◆ Material for this exercise
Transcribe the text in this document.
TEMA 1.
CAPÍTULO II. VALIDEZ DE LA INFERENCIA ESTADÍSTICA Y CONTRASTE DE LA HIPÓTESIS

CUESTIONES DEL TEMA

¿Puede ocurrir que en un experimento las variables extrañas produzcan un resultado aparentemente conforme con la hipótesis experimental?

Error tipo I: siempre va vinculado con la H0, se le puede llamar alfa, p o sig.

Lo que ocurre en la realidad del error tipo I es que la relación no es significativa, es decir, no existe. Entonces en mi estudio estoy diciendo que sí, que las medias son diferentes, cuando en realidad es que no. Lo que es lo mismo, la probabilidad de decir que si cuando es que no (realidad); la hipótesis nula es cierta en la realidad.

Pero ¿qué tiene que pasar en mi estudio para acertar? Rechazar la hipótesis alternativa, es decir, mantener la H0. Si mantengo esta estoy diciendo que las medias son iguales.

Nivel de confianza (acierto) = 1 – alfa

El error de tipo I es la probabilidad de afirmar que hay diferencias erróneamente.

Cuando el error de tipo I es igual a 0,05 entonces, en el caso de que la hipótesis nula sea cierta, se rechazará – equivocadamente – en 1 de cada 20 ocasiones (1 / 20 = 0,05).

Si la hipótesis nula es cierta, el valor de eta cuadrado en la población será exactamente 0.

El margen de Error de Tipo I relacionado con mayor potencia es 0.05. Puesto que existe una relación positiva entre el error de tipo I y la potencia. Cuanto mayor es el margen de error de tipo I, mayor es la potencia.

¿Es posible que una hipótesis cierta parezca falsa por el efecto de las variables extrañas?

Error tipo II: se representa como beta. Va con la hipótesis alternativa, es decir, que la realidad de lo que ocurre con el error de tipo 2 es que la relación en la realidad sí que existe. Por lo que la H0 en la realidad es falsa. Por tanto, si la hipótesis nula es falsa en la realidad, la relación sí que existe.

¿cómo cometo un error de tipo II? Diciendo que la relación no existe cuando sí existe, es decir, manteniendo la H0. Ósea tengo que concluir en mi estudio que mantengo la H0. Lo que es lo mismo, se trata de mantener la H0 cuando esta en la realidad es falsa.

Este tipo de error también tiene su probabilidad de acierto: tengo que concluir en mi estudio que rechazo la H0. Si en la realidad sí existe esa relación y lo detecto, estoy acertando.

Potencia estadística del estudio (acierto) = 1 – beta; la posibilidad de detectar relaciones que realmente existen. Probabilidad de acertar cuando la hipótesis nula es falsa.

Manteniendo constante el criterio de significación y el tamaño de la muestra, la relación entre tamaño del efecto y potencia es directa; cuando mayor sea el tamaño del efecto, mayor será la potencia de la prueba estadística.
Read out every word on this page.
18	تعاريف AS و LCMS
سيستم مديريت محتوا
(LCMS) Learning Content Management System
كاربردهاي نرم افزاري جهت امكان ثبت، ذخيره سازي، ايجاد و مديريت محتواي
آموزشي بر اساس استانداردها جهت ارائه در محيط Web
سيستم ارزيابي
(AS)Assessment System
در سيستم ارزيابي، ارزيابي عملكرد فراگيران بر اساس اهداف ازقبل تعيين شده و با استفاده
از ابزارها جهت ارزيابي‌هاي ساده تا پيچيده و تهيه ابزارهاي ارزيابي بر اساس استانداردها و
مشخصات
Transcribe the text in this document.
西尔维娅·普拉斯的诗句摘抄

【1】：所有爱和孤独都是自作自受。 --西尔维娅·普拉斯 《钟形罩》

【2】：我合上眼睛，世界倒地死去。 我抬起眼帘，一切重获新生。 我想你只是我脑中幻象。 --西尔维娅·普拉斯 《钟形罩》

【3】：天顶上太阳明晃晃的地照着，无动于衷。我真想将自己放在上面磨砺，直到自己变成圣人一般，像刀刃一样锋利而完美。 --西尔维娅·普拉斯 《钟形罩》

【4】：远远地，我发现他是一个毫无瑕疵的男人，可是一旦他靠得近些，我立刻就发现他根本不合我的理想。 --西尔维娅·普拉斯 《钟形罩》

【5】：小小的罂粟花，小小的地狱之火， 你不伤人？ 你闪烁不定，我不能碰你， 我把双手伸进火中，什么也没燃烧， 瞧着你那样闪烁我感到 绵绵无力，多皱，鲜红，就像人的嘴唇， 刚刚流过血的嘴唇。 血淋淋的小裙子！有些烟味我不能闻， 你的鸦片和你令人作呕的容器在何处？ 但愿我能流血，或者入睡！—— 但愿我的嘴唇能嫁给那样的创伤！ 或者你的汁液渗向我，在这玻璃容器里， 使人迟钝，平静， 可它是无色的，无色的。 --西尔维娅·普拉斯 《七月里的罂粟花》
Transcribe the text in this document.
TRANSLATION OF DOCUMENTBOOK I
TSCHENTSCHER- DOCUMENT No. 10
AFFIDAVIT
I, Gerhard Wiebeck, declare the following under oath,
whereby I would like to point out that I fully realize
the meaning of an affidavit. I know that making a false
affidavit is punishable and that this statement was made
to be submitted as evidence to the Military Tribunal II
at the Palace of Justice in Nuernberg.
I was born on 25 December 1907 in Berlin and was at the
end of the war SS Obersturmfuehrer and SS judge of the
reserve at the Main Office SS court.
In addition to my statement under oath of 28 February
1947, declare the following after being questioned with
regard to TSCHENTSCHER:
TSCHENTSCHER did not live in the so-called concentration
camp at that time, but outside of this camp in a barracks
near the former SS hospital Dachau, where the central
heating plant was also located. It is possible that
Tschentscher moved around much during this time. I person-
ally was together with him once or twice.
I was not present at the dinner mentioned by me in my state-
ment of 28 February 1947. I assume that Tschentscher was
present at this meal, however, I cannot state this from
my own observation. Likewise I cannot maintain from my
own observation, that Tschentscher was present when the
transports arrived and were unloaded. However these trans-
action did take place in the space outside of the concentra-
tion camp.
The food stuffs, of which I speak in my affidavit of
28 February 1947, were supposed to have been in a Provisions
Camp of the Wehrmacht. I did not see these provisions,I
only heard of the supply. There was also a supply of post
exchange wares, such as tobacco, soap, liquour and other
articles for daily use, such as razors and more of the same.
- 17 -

◆ Exercise requirements
From the first line to the last, retype the data exactly.

◆ Task answer
Transcribe the text in this document.
TEMA 1.
CAPÍTULO II. VALIDEZ DE LA INFERENCIA ESTADÍSTICA Y CONTRASTE DE LA HIPÓTESIS

CUESTIONES DEL TEMA

¿Puede ocurrir que en un experimento las variables extrañas produzcan un resultado aparentemente conforme con la hipótesis experimental?

Error tipo I: siempre va vinculado con la H0, se le puede llamar alfa, p o sig.

Lo que ocurre en la realidad del error tipo I es que la relación no es significativa, es decir, no existe. Entonces en mi estudio estoy diciendo que sí, que las medias son diferentes, cuando en realidad es que no. Lo que es lo mismo, la probabilidad de decir que si cuando es que no (realidad); la hipótesis nula es cierta en la realidad.

Pero ¿qué tiene que pasar en mi estudio para acertar? Rechazar la hipótesis alternativa, es decir, mantener la H0. Si mantengo esta estoy diciendo que las medias son iguales.

Nivel de confianza (acierto) = 1 – alfa

El error de tipo I es la probabilidad de afirmar que hay diferencias erróneamente.

Cuando el error de tipo I es igual a 0,05 entonces, en el caso de que la hipótesis nula sea cierta, se rechazará – equivocadamente – en 1 de cada 20 ocasiones (1 / 20 = 0,05).

Si la hipótesis nula es cierta, el valor de eta cuadrado en la población será exactamente 0.

El margen de Error de Tipo I relacionado con mayor potencia es 0.05. Puesto que existe una relación positiva entre el error de tipo I y la potencia. Cuanto mayor es el margen de error de tipo I, mayor es la potencia.

¿Es posible que una hipótesis cierta parezca falsa por el efecto de las variables extrañas?

Error tipo II: se representa como beta. Va con la hipótesis alternativa, es decir, que la realidad de lo que ocurre con el error de tipo 2 es que la relación en la realidad sí que existe. Por lo que la H0 en la realidad es falsa. Por tanto, si la hipótesis nula es falsa en la realidad, la relación sí que existe.

¿cómo cometo un error de tipo II? Diciendo que la relación no existe cuando sí existe, es decir, manteniendo la H0. Ósea tengo que concluir en mi estudio que mantengo la H0. Lo que es lo mismo, se trata de mantener la H0 cuando esta en la realidad es falsa.

Este tipo de error también tiene su probabilidad de acierto: tengo que concluir en mi estudio que rechazo la H0. Si en la realidad sí existe esa relación y lo detecto, estoy acertando.

Potencia estadística del estudio (acierto) = 1 – beta; la posibilidad de detectar relaciones que realmente existen. Probabilidad de acertar cuando la hipótesis nula es falsa.

Manteniendo constante el criterio de significación y el tamaño de la muestra, la relación entre tamaño del efecto y potencia es directa; cuando mayor sea el tamaño del efecto, mayor será la potencia de la prueba estadística.
Read out every word on this page.
18	تعاريف AS و LCMS
سيستم مديريت محتوا
(LCMS) Learning Content Management System
كاربردهاي نرم افزاري جهت امكان ثبت، ذخيره سازي، ايجاد و مديريت محتواي
آموزشي بر اساس استانداردها جهت ارائه در محيط Web
سيستم ارزيابي
(AS)Assessment System
در سيستم ارزيابي، ارزيابي عملكرد فراگيران بر اساس اهداف ازقبل تعيين شده و با استفاده
از ابزارها جهت ارزيابي‌هاي ساده تا پيچيده و تهيه ابزارهاي ارزيابي بر اساس استانداردها و
مشخصات
Transcribe the text in this document.
西尔维娅·普拉斯的诗句摘抄

【1】：所有爱和孤独都是自作自受。 --西尔维娅·普拉斯 《钟形罩》

【2】：我合上眼睛，世界倒地死去。 我抬起眼帘，一切重获新生。 我想你只是我脑中幻象。 --西尔维娅·普拉斯 《钟形罩》

【3】：天顶上太阳明晃晃的地照着，无动于衷。我真想将自己放在上面磨砺，直到自己变成圣人一般，像刀刃一样锋利而完美。 --西尔维娅·普拉斯 《钟形罩》

【4】：远远地，我发现他是一个毫无瑕疵的男人，可是一旦他靠得近些，我立刻就发现他根本不合我的理想。 --西尔维娅·普拉斯 《钟形罩》

【5】：小小的罂粟花，小小的地狱之火， 你不伤人？ 你闪烁不定，我不能碰你， 我把双手伸进火中，什么也没燃烧， 瞧着你那样闪烁我感到 绵绵无力，多皱，鲜红，就像人的嘴唇， 刚刚流过血的嘴唇。 血淋淋的小裙子！有些烟味我不能闻， 你的鸦片和你令人作呕的容器在何处？ 但愿我能流血，或者入睡！—— 但愿我的嘴唇能嫁给那样的创伤！ 或者你的汁液渗向我，在这玻璃容器里， 使人迟钝，平静， 可它是无色的，无色的。 --西尔维娅·普拉斯 《七月里的罂粟花》
Transcribe the text in this document.
TRANSLATION OF DOCUMENTBOOK I
TSCHENTSCHER- DOCUMENT No. 10
AFFIDAVIT
I, Gerhard Wiebeck, declare the following under oath,
whereby I would like to point out that I fully realize
the meaning of an affidavit. I know that making a false
affidavit is punishable and that this statement was made
to be submitted as evidence to the Military Tribunal II
at the Palace of Justice in Nuernberg.
I was born on 25 December 1907 in Berlin and was at the
end of the war SS Obersturmfuehrer and SS judge of the
reserve at the Main Office SS court.
In addition to my statement under oath of 28 February
1947, declare the following after being questioned with
regard to TSCHENTSCHER:
TSCHENTSCHER did not live in the so-called concentration
camp at that time, but outside of this camp in a barracks
near the former SS hospital Dachau, where the central
heating plant was also located. It is possible that
Tschentscher moved around much during this time. I person-
ally was together with him once or twice.
I was not present at the dinner mentioned by me in my state-
ment of 28 February 1947. I assume that Tschentscher was
present at this meal, however, I cannot state this from
my own observation. Likewise I cannot maintain from my
own observation, that Tschentscher was present when the
transports arrived and were unloaded. However these trans-
action did take place in the space outside of the concentra-
tion camp.
The food stuffs, of which I speak in my affidavit of
28 February 1947, were supposed to have been in a Provisions
Camp of the Wehrmacht. I did not see these provisions,I
only heard of the supply. There was also a supply of post
exchange wares, such as tobacco, soap, liquour and other
articles for daily use, such as razors and more of the same.
- 17 -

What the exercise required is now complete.